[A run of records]
_ _ _ _ _ _ _

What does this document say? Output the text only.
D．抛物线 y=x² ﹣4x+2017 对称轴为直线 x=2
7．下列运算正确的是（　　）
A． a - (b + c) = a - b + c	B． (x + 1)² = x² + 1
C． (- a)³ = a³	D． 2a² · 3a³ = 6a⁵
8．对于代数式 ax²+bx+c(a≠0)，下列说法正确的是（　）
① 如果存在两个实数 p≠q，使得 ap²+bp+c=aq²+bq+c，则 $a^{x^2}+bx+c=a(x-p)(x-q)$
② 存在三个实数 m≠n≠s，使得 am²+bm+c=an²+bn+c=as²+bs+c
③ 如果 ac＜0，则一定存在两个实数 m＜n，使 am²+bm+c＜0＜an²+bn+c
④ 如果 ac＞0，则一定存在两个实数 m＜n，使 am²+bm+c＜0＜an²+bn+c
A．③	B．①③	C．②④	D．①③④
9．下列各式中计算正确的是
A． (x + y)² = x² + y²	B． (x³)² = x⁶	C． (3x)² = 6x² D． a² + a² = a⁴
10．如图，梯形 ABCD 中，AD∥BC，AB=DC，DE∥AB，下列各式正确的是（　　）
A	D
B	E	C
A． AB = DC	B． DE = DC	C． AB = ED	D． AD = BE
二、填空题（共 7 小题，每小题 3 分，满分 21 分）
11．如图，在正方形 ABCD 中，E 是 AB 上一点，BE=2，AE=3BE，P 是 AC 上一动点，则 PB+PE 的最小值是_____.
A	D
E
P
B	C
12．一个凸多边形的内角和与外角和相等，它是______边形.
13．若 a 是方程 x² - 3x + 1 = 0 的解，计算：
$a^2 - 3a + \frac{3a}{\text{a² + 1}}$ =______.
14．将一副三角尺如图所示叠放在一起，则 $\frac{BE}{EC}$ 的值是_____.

_ _ _ _ _ _ _

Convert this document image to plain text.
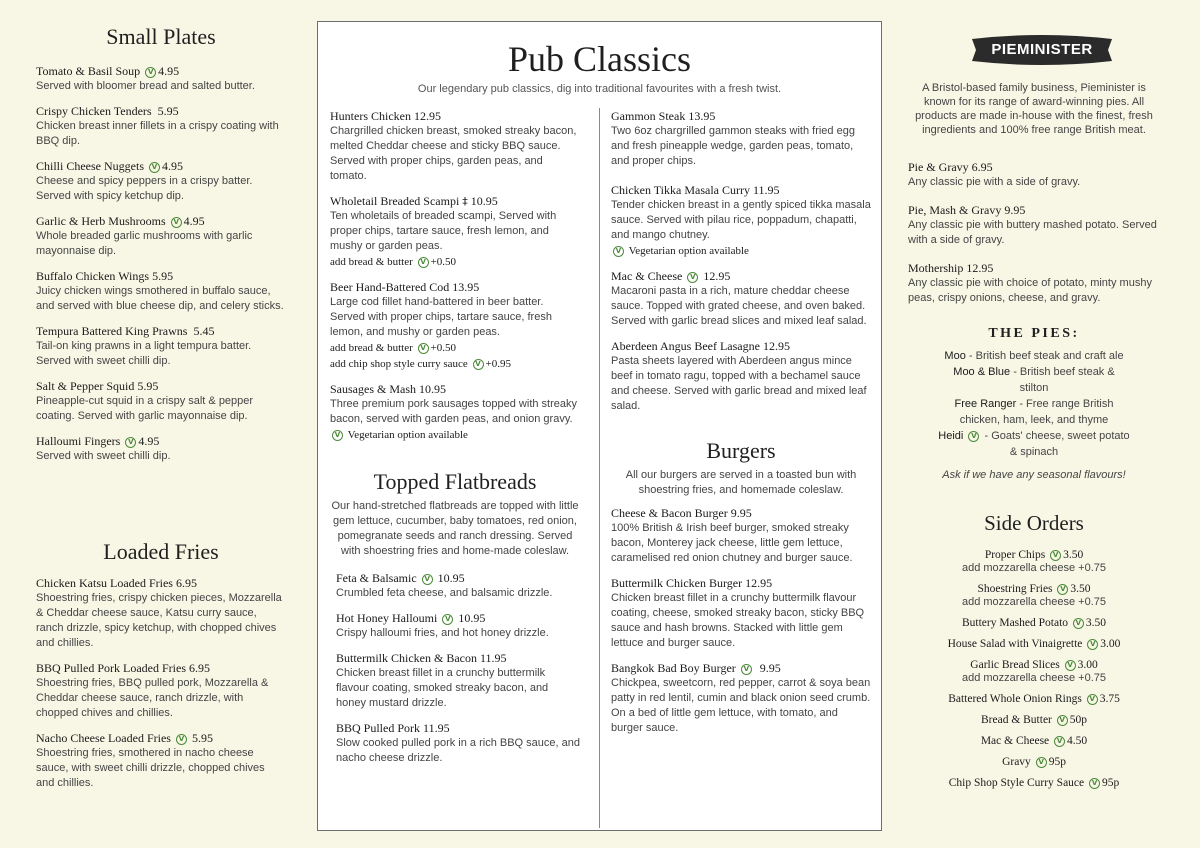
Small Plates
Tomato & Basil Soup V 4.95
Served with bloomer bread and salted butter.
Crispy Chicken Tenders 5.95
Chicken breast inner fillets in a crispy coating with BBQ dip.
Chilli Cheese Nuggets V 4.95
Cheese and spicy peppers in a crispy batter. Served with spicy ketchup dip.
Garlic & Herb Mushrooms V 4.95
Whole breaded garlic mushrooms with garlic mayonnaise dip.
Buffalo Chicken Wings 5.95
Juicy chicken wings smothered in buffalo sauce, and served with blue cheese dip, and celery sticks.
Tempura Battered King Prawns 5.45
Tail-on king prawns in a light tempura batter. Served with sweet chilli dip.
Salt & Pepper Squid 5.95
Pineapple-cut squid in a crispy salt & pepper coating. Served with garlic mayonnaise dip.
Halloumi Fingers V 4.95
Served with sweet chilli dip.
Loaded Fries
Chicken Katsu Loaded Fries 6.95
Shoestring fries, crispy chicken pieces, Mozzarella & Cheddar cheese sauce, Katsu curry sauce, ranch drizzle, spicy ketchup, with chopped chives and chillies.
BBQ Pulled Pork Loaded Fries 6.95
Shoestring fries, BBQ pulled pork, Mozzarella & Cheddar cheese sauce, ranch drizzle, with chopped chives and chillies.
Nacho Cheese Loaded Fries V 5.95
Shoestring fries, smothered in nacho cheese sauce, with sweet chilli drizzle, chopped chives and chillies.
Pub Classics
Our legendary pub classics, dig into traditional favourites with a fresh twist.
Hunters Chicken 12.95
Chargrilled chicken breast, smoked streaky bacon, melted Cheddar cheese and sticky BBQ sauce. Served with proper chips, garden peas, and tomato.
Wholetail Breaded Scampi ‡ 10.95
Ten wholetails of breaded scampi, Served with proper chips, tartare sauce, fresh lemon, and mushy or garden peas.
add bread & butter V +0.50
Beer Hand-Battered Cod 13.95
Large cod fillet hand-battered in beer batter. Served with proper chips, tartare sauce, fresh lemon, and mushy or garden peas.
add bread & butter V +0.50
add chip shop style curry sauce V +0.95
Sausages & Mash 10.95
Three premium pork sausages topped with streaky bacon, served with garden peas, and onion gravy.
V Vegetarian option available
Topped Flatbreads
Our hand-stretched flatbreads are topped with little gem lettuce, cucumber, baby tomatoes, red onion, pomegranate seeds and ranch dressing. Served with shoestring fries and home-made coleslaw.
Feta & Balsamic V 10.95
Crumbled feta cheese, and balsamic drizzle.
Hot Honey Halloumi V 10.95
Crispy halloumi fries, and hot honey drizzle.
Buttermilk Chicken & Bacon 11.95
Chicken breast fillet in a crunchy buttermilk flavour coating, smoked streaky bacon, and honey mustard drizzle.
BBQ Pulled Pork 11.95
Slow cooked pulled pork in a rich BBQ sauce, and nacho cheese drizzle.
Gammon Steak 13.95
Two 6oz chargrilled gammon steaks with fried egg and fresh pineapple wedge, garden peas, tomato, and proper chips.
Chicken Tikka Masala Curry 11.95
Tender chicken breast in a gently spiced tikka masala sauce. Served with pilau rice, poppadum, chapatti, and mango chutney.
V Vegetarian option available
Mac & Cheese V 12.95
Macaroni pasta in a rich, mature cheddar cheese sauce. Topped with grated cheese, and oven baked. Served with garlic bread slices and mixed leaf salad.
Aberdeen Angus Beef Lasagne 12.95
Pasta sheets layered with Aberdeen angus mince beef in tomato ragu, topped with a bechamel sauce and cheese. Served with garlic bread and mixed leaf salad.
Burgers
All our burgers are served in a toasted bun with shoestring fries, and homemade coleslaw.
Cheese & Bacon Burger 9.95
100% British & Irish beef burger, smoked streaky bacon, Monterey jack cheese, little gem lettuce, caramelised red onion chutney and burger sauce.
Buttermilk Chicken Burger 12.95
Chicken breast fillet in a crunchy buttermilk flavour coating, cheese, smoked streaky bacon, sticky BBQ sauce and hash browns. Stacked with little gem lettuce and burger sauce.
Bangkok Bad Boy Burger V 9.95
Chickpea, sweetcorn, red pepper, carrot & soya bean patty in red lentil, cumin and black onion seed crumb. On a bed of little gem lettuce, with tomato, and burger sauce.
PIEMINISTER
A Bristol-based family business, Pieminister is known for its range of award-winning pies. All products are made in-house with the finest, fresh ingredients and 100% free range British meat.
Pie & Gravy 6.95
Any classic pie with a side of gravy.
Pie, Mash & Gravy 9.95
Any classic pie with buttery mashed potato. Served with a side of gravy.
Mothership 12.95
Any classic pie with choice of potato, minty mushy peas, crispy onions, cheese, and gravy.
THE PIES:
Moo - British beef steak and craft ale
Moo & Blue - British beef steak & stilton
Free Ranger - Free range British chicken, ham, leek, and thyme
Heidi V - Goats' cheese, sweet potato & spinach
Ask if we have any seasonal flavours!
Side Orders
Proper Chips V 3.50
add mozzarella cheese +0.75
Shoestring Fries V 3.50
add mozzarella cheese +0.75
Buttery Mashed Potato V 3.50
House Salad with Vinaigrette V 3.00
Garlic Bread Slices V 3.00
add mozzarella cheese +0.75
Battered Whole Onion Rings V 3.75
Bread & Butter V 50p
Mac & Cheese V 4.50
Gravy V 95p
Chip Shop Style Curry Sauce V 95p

_ _ _ _ _ _ _

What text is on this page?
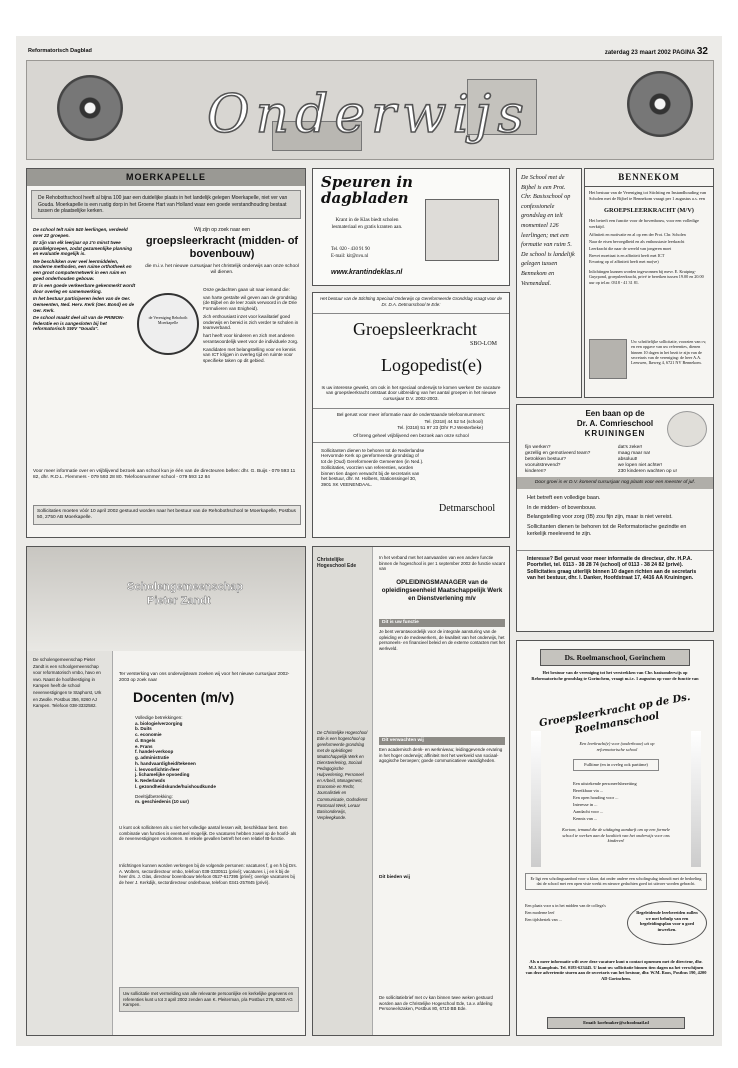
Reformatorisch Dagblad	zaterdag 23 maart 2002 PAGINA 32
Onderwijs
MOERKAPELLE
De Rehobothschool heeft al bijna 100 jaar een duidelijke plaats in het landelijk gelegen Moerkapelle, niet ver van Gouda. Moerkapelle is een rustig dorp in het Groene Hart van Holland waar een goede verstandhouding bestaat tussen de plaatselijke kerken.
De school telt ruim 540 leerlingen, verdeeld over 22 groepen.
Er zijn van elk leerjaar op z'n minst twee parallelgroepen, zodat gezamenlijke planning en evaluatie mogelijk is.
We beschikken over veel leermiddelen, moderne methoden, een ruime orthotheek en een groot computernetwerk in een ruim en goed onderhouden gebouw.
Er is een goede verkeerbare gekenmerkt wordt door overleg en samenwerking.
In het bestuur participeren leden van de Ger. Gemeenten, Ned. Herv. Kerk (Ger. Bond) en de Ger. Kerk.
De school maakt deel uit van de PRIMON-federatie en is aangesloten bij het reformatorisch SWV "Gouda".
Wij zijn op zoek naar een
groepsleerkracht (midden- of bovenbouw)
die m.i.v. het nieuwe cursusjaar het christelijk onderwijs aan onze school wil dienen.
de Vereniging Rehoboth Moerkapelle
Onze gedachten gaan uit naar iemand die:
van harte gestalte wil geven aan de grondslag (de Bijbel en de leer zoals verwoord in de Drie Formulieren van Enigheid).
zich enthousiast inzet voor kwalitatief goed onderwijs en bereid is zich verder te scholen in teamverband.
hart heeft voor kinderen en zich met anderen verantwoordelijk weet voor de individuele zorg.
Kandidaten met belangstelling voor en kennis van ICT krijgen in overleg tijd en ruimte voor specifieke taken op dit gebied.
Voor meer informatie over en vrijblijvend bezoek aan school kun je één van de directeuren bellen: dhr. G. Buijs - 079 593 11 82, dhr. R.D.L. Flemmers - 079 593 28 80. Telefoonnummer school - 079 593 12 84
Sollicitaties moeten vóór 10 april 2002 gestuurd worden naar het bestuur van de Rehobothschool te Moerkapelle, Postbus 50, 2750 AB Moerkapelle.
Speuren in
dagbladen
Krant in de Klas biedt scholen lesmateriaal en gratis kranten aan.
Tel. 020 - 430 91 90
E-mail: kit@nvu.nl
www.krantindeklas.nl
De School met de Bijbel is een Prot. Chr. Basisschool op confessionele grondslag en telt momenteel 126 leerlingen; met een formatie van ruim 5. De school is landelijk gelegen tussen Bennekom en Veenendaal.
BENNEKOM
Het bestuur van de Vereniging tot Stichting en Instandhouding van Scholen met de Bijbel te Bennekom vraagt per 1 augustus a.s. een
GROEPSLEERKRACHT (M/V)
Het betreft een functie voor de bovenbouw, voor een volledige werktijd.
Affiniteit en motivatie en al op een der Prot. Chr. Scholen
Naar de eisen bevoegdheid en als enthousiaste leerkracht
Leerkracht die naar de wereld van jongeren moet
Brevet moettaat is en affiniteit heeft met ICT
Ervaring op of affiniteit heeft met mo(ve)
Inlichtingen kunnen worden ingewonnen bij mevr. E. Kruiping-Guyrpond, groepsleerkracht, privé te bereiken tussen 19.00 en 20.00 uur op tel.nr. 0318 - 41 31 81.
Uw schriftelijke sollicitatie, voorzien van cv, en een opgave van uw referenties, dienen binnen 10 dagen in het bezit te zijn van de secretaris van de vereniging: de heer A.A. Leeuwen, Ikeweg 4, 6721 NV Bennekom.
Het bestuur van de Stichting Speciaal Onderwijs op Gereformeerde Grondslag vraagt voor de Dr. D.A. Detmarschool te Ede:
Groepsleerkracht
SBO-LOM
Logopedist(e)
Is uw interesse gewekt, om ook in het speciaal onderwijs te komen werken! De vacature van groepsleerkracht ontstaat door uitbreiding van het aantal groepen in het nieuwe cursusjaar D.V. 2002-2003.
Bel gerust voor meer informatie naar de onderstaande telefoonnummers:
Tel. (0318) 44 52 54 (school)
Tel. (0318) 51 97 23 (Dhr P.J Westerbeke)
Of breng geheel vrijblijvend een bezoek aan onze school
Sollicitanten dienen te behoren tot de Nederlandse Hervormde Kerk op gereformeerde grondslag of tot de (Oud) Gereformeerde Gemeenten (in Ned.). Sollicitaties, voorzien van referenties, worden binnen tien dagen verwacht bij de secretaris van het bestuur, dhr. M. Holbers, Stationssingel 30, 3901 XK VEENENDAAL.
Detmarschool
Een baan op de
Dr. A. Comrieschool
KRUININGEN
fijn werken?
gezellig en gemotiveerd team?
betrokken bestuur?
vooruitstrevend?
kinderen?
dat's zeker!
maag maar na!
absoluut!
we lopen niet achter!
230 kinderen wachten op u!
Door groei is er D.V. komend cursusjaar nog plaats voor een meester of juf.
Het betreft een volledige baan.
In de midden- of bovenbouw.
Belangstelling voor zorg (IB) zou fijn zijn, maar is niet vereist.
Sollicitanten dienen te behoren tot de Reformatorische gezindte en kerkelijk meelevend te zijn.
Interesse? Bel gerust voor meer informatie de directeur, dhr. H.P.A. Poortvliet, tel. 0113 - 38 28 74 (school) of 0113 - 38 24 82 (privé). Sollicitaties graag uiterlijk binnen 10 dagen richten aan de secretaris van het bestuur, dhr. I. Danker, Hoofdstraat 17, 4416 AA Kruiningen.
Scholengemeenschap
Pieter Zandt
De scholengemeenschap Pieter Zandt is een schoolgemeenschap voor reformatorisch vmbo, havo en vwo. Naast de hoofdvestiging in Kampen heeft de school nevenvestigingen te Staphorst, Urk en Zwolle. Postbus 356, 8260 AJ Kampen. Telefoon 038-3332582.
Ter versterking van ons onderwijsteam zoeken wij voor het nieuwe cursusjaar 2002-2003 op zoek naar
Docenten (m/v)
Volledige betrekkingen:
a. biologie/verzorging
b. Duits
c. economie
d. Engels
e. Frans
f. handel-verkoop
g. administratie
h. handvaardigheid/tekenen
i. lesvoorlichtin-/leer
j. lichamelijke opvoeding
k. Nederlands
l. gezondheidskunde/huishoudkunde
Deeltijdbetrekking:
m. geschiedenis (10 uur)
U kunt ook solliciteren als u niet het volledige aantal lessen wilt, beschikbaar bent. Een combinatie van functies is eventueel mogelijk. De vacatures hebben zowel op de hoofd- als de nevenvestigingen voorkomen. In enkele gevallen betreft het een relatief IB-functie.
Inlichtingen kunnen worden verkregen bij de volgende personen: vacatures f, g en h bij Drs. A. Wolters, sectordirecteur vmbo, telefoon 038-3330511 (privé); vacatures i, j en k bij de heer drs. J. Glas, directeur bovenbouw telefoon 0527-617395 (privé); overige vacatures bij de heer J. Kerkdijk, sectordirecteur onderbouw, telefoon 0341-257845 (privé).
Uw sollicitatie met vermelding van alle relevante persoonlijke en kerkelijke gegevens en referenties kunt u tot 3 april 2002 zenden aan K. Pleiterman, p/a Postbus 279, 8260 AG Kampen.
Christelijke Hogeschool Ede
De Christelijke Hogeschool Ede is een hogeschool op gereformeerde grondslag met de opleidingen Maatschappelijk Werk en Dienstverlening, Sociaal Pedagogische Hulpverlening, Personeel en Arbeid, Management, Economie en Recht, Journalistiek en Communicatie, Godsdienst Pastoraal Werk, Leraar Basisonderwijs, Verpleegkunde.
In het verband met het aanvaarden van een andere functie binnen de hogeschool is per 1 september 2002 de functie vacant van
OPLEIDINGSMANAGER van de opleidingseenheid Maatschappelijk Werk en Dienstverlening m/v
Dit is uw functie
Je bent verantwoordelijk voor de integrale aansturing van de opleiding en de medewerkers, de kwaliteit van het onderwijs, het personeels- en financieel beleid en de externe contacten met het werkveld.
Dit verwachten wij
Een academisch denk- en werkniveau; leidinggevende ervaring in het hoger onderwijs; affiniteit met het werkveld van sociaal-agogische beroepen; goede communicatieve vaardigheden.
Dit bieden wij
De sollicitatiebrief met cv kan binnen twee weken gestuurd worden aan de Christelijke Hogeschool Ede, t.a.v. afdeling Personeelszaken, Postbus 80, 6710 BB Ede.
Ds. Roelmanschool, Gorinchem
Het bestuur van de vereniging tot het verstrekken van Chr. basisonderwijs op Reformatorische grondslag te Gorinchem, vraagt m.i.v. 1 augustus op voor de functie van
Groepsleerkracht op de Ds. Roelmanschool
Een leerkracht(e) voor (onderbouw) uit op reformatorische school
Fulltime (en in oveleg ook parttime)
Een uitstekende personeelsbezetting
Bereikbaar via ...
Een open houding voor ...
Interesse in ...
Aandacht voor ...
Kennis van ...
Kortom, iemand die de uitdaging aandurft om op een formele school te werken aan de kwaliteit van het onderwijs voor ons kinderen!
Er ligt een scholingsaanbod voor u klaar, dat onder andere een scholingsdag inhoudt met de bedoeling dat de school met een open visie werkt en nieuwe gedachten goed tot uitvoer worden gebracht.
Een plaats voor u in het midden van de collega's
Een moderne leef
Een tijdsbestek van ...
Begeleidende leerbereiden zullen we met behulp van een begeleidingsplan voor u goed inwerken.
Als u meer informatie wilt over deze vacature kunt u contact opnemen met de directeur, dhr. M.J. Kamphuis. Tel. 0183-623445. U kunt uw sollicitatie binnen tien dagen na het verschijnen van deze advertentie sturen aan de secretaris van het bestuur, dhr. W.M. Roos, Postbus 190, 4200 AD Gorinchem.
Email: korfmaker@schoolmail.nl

_ _ _ _ _ _ _

### EXERCISE
Show all lines from the data above in which the word "sticky" appears.

### SOLVED EXERCISE
Chargrilled chicken breast, smoked streaky bacon, melted Cheddar cheese and sticky BBQ sauce. Served with proper chips, garden peas, and tomato.
Chicken breast fillet in a crunchy buttermilk flavour coating, cheese, smoked streaky bacon, sticky BBQ sauce and hash browns. Stacked with little gem lettuce and burger sauce.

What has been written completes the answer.